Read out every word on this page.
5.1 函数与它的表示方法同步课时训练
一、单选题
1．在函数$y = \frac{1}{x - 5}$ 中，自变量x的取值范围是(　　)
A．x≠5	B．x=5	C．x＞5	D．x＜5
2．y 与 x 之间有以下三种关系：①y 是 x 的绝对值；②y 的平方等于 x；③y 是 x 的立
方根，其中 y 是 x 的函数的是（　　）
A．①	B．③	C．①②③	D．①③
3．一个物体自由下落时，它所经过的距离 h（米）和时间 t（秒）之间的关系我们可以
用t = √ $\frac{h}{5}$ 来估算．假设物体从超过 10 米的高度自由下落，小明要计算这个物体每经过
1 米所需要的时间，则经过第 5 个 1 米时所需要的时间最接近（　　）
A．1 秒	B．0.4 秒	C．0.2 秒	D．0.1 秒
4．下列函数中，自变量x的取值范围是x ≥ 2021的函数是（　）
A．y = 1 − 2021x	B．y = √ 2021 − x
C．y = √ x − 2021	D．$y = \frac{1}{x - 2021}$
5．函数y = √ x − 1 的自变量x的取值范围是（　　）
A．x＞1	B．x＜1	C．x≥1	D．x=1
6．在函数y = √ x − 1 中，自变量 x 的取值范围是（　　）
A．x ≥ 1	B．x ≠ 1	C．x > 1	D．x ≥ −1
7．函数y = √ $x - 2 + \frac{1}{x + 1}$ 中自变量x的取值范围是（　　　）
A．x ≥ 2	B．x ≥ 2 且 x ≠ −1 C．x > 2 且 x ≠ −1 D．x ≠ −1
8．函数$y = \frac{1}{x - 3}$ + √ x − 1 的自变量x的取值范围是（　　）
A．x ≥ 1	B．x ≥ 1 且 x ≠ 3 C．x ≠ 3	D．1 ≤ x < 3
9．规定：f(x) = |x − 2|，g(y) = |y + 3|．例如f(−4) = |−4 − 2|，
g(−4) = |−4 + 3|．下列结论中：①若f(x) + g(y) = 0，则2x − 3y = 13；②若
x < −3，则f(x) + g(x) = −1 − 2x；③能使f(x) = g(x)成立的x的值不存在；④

Given exercise: Search the lines above for the string "frac", then show every one that has it.

Solution:
1．在函数$y = \frac{1}{x - 5}$ 中，自变量x的取值范围是(　　)
用t = √ $\frac{h}{5}$ 来估算．假设物体从超过 10 米的高度自由下落，小明要计算这个物体每经过
C．y = √ x − 2021	D．$y = \frac{1}{x - 2021}$
7．函数y = √ $x - 2 + \frac{1}{x + 1}$ 中自变量x的取值范围是（　　　）
8．函数$y = \frac{1}{x - 3}$ + √ x − 1 的自变量x的取值范围是（　　）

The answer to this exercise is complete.